**Exercise objective**
Gather from the material every line that contains the string "Carolina".

**Records supplied**
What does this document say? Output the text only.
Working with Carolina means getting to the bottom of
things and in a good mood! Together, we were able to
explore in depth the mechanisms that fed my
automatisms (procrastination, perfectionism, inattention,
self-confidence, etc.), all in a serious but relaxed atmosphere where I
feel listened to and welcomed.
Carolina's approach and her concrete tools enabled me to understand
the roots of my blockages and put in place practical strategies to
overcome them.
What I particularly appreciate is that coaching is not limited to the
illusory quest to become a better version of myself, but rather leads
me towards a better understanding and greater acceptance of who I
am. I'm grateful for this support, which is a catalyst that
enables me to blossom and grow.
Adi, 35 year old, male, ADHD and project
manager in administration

...

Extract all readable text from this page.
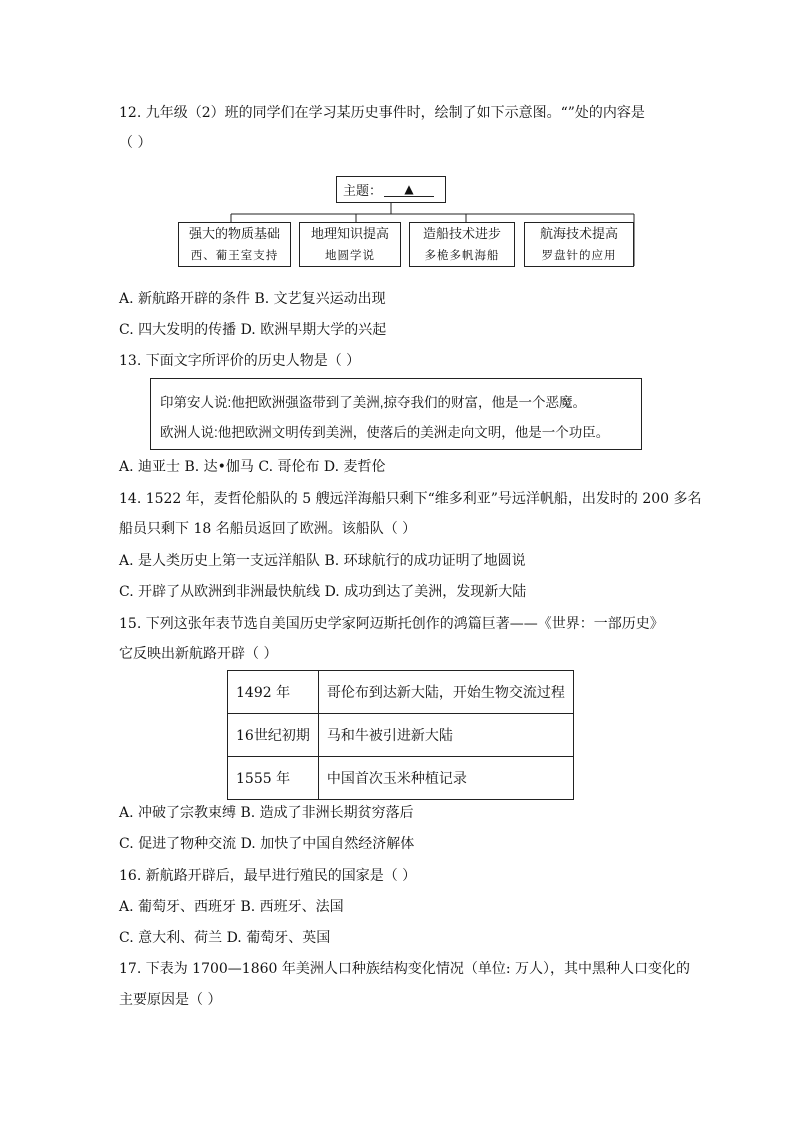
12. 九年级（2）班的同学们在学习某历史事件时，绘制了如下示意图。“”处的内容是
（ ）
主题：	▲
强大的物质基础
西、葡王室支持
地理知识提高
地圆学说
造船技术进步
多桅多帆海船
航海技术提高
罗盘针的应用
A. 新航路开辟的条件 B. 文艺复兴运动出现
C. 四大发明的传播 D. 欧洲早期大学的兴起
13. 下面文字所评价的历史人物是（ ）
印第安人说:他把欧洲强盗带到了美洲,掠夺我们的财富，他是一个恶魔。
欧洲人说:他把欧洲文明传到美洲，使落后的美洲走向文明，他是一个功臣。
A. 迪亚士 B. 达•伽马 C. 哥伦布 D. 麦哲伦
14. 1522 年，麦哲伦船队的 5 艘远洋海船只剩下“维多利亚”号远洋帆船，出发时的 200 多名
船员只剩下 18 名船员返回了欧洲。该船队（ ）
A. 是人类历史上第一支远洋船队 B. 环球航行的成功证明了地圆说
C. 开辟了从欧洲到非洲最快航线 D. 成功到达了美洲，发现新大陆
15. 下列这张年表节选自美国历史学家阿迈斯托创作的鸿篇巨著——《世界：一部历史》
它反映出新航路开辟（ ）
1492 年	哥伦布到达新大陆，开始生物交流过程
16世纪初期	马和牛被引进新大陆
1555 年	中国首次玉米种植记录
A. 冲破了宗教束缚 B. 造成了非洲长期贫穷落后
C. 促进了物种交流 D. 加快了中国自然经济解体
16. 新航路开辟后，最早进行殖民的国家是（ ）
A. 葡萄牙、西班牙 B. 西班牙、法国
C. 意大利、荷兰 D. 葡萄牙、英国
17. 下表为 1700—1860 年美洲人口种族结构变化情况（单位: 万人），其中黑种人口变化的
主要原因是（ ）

**Full solution**
Working with Carolina means getting to the bottom of
Carolina's approach and her concrete tools enabled me to understand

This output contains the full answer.